Using the data beneath, show every line that includes the word "extrémité".

Extracted data entries
################
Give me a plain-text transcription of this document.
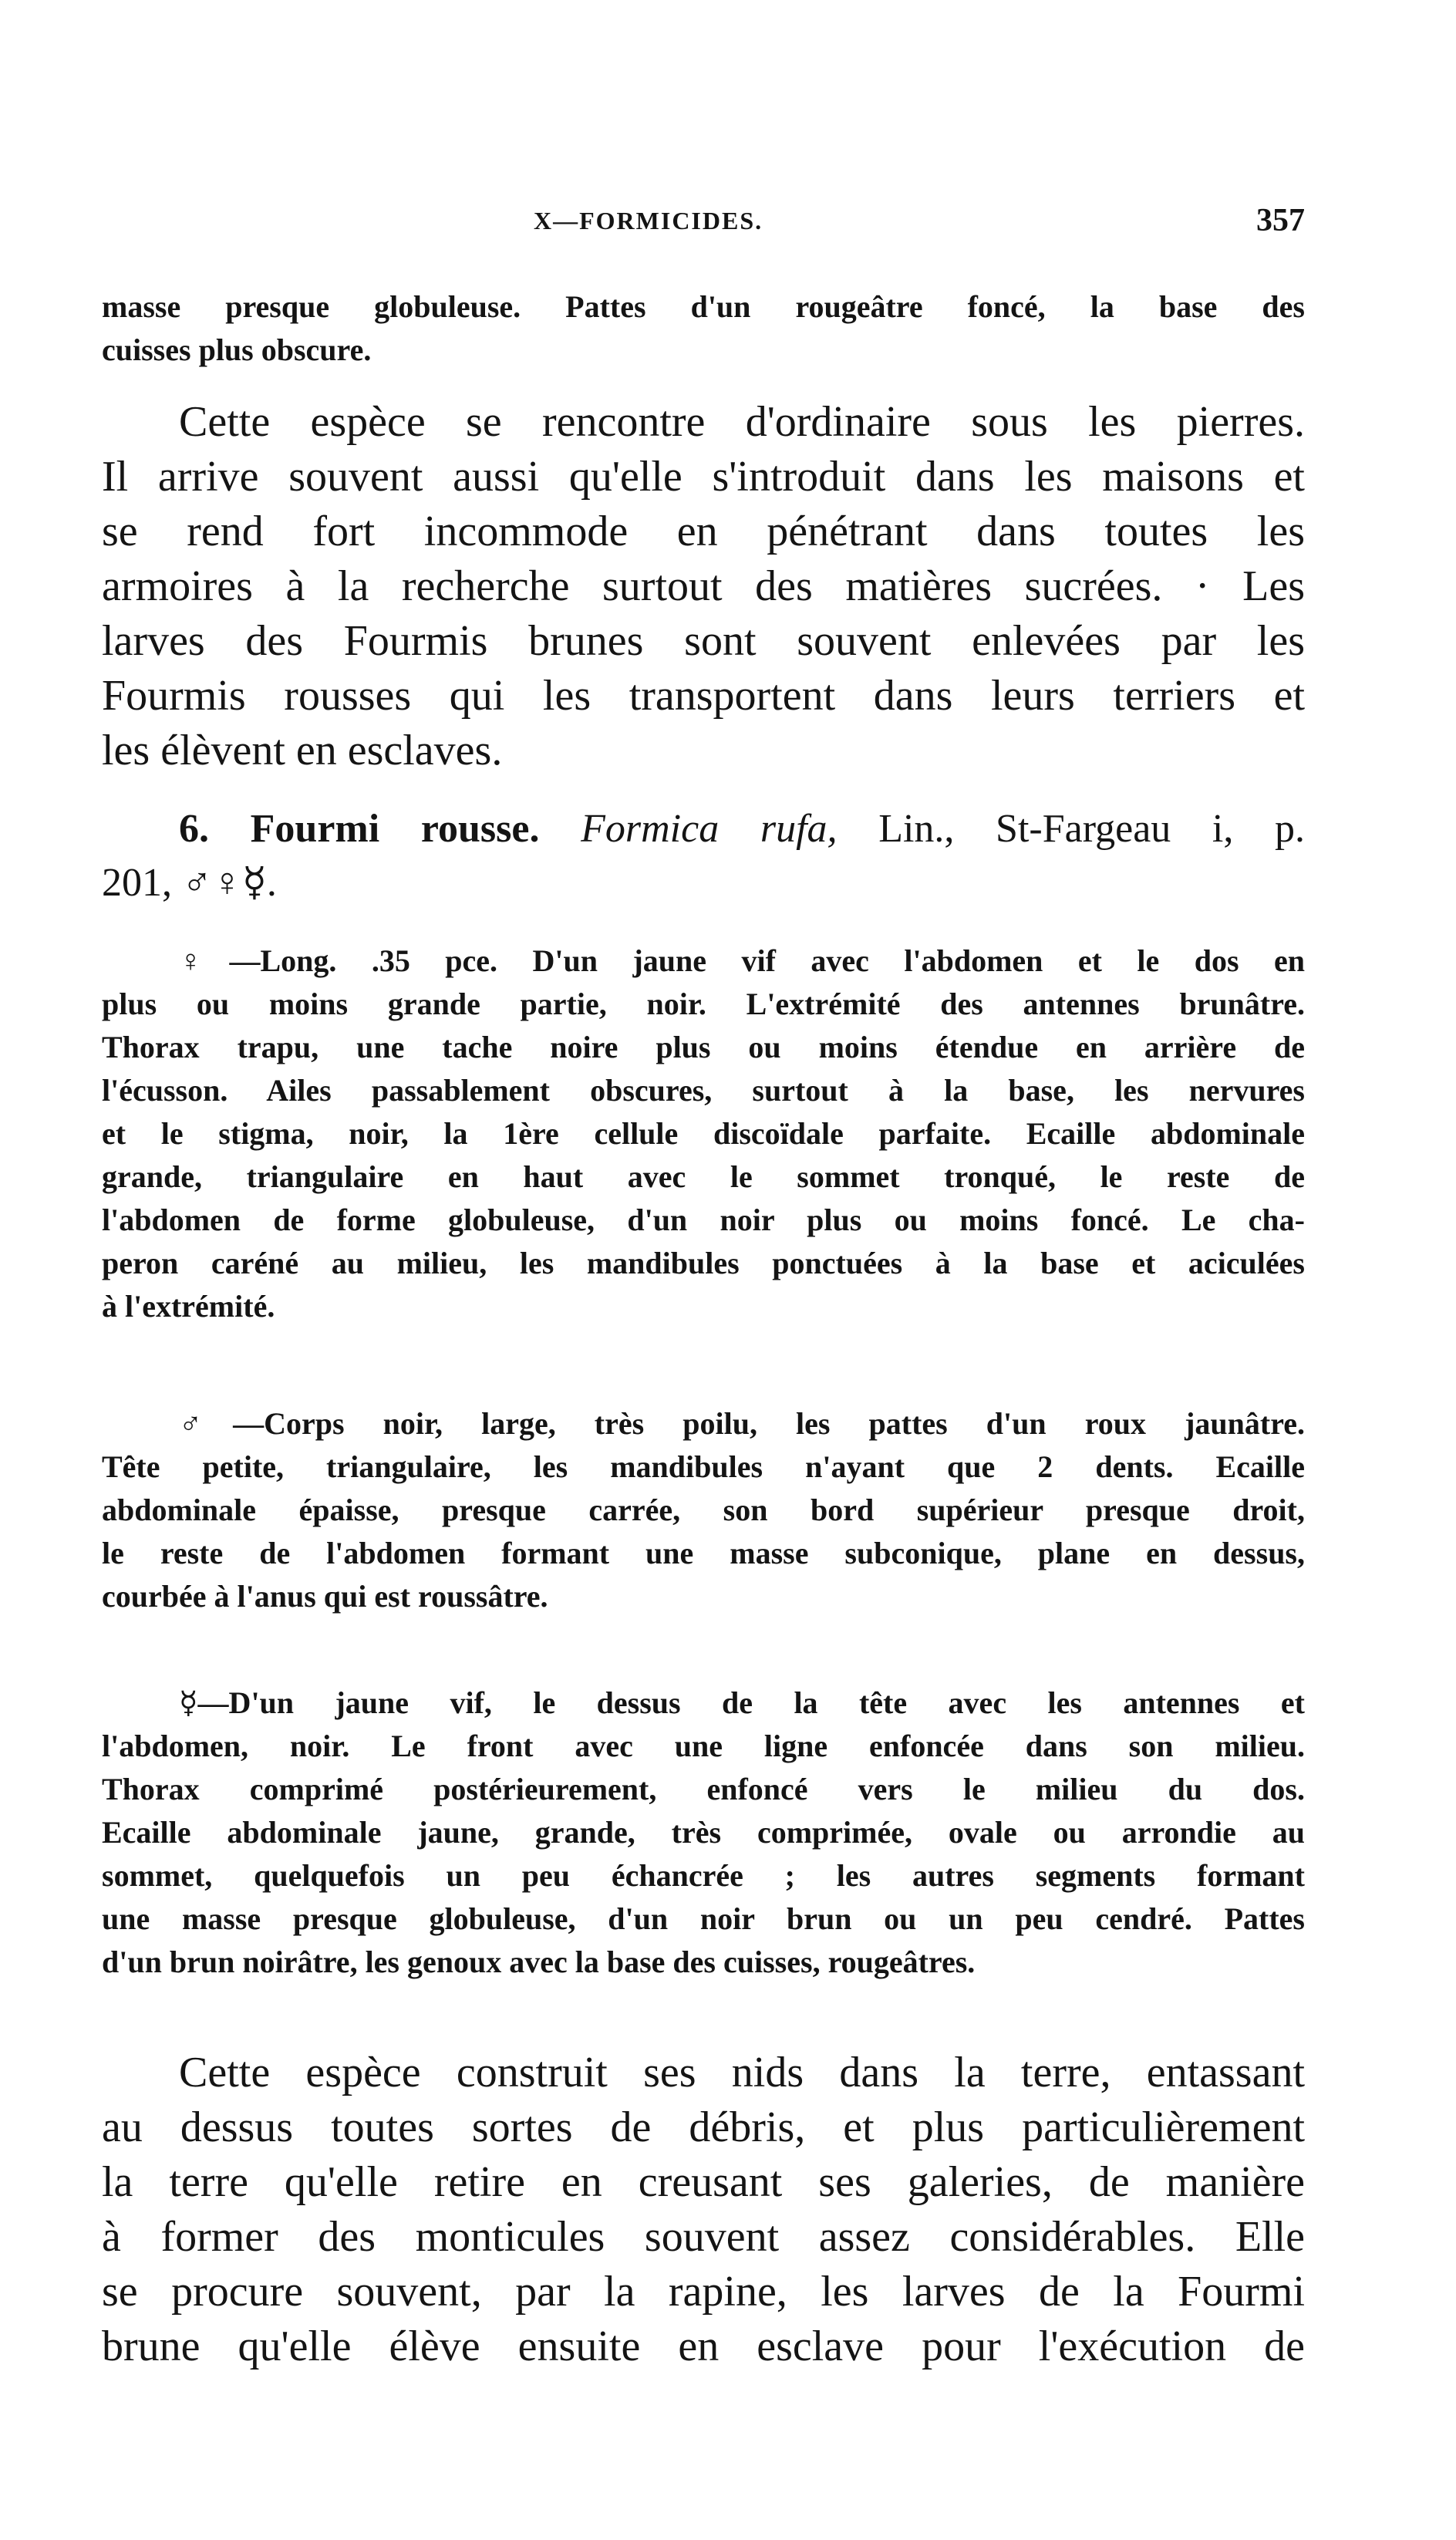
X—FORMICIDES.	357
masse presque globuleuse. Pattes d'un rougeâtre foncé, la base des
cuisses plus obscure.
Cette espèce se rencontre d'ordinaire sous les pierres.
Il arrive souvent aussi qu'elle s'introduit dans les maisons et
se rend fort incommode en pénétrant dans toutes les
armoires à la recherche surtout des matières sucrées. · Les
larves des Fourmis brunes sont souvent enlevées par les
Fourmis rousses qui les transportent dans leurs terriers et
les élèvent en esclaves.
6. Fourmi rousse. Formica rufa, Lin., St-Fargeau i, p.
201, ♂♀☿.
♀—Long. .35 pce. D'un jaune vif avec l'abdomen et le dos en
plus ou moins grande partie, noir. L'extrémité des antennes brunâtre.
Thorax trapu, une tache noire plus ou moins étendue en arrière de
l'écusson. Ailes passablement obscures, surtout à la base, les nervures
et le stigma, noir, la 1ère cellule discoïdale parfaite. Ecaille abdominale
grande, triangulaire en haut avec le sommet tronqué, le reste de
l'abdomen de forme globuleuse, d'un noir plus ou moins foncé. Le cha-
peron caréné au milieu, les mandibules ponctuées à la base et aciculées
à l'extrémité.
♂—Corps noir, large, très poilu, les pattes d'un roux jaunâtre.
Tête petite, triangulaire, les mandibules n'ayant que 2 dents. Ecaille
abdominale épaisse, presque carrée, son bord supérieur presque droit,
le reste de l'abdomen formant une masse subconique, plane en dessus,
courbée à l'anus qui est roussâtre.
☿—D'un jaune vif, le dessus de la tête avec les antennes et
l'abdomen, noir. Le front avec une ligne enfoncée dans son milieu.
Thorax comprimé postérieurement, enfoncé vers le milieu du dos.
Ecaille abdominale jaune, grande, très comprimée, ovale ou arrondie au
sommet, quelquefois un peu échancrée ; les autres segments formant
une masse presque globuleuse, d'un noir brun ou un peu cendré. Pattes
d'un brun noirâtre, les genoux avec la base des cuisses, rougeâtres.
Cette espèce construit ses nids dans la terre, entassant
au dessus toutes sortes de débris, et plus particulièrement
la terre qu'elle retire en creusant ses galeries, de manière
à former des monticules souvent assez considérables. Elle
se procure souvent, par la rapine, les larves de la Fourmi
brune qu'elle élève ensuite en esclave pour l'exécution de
################
**Response to the exercise**
plus ou moins grande partie, noir. L'extrémité des antennes brunâtre.
à l'extrémité.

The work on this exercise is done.